• REQUIREMENTS: In the entries that follow, count each line containing "this" and state the total, nothing more.

• DATASET EXCERPTS:
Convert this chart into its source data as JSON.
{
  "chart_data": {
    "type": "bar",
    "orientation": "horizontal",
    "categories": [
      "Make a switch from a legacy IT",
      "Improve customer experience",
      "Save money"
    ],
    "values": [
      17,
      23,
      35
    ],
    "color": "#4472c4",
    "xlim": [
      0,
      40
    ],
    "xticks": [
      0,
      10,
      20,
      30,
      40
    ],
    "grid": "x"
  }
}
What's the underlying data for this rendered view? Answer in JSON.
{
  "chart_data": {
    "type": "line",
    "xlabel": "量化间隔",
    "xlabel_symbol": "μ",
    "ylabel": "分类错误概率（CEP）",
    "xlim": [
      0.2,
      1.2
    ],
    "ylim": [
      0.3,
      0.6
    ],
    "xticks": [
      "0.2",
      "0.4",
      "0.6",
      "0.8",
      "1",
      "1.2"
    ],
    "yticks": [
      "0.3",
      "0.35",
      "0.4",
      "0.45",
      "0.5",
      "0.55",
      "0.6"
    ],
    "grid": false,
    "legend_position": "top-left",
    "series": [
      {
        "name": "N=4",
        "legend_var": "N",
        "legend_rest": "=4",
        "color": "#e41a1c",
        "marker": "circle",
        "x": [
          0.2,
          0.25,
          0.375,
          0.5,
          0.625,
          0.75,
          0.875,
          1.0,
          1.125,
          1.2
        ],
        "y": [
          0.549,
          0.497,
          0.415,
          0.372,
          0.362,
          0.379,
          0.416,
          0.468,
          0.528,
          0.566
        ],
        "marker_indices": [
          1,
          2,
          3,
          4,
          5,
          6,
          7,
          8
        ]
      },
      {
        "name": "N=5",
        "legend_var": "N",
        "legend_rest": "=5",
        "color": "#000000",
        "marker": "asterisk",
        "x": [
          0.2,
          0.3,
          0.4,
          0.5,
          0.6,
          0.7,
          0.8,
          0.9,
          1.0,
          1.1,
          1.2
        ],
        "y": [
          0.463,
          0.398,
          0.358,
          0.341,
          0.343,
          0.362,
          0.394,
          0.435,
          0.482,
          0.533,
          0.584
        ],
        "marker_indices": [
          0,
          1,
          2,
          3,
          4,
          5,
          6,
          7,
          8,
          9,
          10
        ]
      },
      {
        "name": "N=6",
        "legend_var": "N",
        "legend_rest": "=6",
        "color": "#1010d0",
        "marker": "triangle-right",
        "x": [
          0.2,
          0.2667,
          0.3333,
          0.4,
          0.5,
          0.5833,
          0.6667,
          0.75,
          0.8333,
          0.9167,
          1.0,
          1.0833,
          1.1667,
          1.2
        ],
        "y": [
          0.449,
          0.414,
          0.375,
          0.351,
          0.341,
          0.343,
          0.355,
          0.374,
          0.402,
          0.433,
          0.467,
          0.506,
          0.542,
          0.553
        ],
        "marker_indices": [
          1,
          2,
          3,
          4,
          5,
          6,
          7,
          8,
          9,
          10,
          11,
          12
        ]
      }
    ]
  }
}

• THE SOLUTION: 2